_Instruction_
Type every record exactly as it appears.

Dataset records:
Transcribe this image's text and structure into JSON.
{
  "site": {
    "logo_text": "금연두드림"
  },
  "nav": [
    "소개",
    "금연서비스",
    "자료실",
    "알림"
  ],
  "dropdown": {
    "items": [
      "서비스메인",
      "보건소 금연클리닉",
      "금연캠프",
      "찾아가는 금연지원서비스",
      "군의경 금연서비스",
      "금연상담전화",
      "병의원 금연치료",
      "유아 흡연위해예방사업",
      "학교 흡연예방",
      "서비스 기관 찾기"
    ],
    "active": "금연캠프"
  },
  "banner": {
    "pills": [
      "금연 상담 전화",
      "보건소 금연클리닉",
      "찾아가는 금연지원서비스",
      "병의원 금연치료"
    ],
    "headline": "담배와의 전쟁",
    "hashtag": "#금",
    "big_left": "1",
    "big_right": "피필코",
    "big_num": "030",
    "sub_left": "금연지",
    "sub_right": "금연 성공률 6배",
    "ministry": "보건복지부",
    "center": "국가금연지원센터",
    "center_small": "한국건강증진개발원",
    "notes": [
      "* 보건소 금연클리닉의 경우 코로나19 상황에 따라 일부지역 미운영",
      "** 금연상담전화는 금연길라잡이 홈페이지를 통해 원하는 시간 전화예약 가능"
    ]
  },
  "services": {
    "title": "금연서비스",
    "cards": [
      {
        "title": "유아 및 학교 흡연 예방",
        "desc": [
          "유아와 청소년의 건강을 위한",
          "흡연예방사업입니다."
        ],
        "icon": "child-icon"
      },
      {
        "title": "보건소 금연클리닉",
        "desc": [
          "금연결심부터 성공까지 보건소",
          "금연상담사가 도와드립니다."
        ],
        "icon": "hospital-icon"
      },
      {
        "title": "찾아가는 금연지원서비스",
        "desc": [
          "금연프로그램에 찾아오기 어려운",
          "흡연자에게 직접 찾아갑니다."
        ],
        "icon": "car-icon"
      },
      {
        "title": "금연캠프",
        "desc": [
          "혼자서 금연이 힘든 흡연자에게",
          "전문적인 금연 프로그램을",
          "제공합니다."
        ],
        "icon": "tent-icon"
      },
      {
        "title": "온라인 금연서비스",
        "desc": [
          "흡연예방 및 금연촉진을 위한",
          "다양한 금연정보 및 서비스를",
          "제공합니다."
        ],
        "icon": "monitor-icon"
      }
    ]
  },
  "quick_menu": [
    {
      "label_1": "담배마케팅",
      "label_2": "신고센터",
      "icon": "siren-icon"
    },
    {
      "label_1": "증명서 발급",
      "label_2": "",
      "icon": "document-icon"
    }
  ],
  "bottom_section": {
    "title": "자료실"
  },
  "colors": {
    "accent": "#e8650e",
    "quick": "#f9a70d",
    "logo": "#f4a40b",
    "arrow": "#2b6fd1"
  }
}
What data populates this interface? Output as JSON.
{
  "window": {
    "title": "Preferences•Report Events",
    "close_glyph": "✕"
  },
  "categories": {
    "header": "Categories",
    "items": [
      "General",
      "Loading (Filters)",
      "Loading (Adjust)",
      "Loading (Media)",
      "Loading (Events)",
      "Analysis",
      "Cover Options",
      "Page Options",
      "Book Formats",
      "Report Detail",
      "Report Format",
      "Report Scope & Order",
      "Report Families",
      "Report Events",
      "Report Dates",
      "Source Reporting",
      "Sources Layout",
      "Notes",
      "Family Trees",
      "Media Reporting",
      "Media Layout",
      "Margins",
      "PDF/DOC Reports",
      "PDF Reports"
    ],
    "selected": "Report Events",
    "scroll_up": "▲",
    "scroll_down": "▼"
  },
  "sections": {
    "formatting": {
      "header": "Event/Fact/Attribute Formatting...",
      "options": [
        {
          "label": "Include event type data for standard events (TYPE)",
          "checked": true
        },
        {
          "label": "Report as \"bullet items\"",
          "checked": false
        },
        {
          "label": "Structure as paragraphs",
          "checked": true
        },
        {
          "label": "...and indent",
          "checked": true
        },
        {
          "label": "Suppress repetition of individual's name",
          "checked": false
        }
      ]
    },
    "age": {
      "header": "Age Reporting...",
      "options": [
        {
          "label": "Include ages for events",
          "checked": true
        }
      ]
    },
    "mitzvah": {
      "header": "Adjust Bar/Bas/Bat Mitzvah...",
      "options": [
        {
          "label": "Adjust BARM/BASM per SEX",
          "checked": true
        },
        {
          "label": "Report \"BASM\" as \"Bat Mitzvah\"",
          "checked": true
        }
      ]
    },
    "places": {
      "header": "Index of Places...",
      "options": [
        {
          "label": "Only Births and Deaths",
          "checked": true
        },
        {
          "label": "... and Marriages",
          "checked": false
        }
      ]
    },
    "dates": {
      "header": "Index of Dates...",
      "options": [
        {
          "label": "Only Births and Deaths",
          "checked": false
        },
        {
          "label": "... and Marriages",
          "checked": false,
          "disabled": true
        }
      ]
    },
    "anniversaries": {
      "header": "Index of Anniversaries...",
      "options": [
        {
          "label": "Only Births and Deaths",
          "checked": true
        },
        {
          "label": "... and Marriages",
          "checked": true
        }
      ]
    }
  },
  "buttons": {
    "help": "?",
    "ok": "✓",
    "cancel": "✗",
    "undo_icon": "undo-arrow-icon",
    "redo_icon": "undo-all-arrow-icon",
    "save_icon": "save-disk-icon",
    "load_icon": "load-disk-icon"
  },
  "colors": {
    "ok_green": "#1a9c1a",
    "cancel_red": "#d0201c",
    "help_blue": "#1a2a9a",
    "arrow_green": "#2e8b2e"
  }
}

_Solution for this exercise_
Transcribe this image's text and structure into JSON.
{
  "site": {
    "logo_text": "금연두드림"
  },
  "nav": [
    "소개",
    "금연서비스",
    "자료실",
    "알림"
  ],
  "dropdown": {
    "items": [
      "서비스메인",
      "보건소 금연클리닉",
      "금연캠프",
      "찾아가는 금연지원서비스",
      "군의경 금연서비스",
      "금연상담전화",
      "병의원 금연치료",
      "유아 흡연위해예방사업",
      "학교 흡연예방",
      "서비스 기관 찾기"
    ],
    "active": "금연캠프"
  },
  "banner": {
    "pills": [
      "금연 상담 전화",
      "보건소 금연클리닉",
      "찾아가는 금연지원서비스",
      "병의원 금연치료"
    ],
    "headline": "담배와의 전쟁",
    "hashtag": "#금",
    "big_left": "1",
    "big_right": "피필코",
    "big_num": "030",
    "sub_left": "금연지",
    "sub_right": "금연 성공률 6배",
    "ministry": "보건복지부",
    "center": "국가금연지원센터",
    "center_small": "한국건강증진개발원",
    "notes": [
      "* 보건소 금연클리닉의 경우 코로나19 상황에 따라 일부지역 미운영",
      "** 금연상담전화는 금연길라잡이 홈페이지를 통해 원하는 시간 전화예약 가능"
    ]
  },
  "services": {
    "title": "금연서비스",
    "cards": [
      {
        "title": "유아 및 학교 흡연 예방",
        "desc": [
          "유아와 청소년의 건강을 위한",
          "흡연예방사업입니다."
        ],
        "icon": "child-icon"
      },
      {
        "title": "보건소 금연클리닉",
        "desc": [
          "금연결심부터 성공까지 보건소",
          "금연상담사가 도와드립니다."
        ],
        "icon": "hospital-icon"
      },
      {
        "title": "찾아가는 금연지원서비스",
        "desc": [
          "금연프로그램에 찾아오기 어려운",
          "흡연자에게 직접 찾아갑니다."
        ],
        "icon": "car-icon"
      },
      {
        "title": "금연캠프",
        "desc": [
          "혼자서 금연이 힘든 흡연자에게",
          "전문적인 금연 프로그램을",
          "제공합니다."
        ],
        "icon": "tent-icon"
      },
      {
        "title": "온라인 금연서비스",
        "desc": [
          "흡연예방 및 금연촉진을 위한",
          "다양한 금연정보 및 서비스를",
          "제공합니다."
        ],
        "icon": "monitor-icon"
      }
    ]
  },
  "quick_menu": [
    {
      "label_1": "담배마케팅",
      "label_2": "신고센터",
      "icon": "siren-icon"
    },
    {
      "label_1": "증명서 발급",
      "label_2": "",
      "icon": "document-icon"
    }
  ],
  "bottom_section": {
    "title": "자료실"
  },
  "colors": {
    "accent": "#e8650e",
    "quick": "#f9a70d",
    "logo": "#f4a40b",
    "arrow": "#2b6fd1"
  }
}
What data populates this interface? Output as JSON.
{
  "window": {
    "title": "Preferences•Report Events",
    "close_glyph": "✕"
  },
  "categories": {
    "header": "Categories",
    "items": [
      "General",
      "Loading (Filters)",
      "Loading (Adjust)",
      "Loading (Media)",
      "Loading (Events)",
      "Analysis",
      "Cover Options",
      "Page Options",
      "Book Formats",
      "Report Detail",
      "Report Format",
      "Report Scope & Order",
      "Report Families",
      "Report Events",
      "Report Dates",
      "Source Reporting",
      "Sources Layout",
      "Notes",
      "Family Trees",
      "Media Reporting",
      "Media Layout",
      "Margins",
      "PDF/DOC Reports",
      "PDF Reports"
    ],
    "selected": "Report Events",
    "scroll_up": "▲",
    "scroll_down": "▼"
  },
  "sections": {
    "formatting": {
      "header": "Event/Fact/Attribute Formatting...",
      "options": [
        {
          "label": "Include event type data for standard events (TYPE)",
          "checked": true
        },
        {
          "label": "Report as \"bullet items\"",
          "checked": false
        },
        {
          "label": "Structure as paragraphs",
          "checked": true
        },
        {
          "label": "...and indent",
          "checked": true
        },
        {
          "label": "Suppress repetition of individual's name",
          "checked": false
        }
      ]
    },
    "age": {
      "header": "Age Reporting...",
      "options": [
        {
          "label": "Include ages for events",
          "checked": true
        }
      ]
    },
    "mitzvah": {
      "header": "Adjust Bar/Bas/Bat Mitzvah...",
      "options": [
        {
          "label": "Adjust BARM/BASM per SEX",
          "checked": true
        },
        {
          "label": "Report \"BASM\" as \"Bat Mitzvah\"",
          "checked": true
        }
      ]
    },
    "places": {
      "header": "Index of Places...",
      "options": [
        {
          "label": "Only Births and Deaths",
          "checked": true
        },
        {
          "label": "... and Marriages",
          "checked": false
        }
      ]
    },
    "dates": {
      "header": "Index of Dates...",
      "options": [
        {
          "label": "Only Births and Deaths",
          "checked": false
        },
        {
          "label": "... and Marriages",
          "checked": false,
          "disabled": true
        }
      ]
    },
    "anniversaries": {
      "header": "Index of Anniversaries...",
      "options": [
        {
          "label": "Only Births and Deaths",
          "checked": true
        },
        {
          "label": "... and Marriages",
          "checked": true
        }
      ]
    }
  },
  "buttons": {
    "help": "?",
    "ok": "✓",
    "cancel": "✗",
    "undo_icon": "undo-arrow-icon",
    "redo_icon": "undo-all-arrow-icon",
    "save_icon": "save-disk-icon",
    "load_icon": "load-disk-icon"
  },
  "colors": {
    "ok_green": "#1a9c1a",
    "cancel_red": "#d0201c",
    "help_blue": "#1a2a9a",
    "arrow_green": "#2e8b2e"
  }
}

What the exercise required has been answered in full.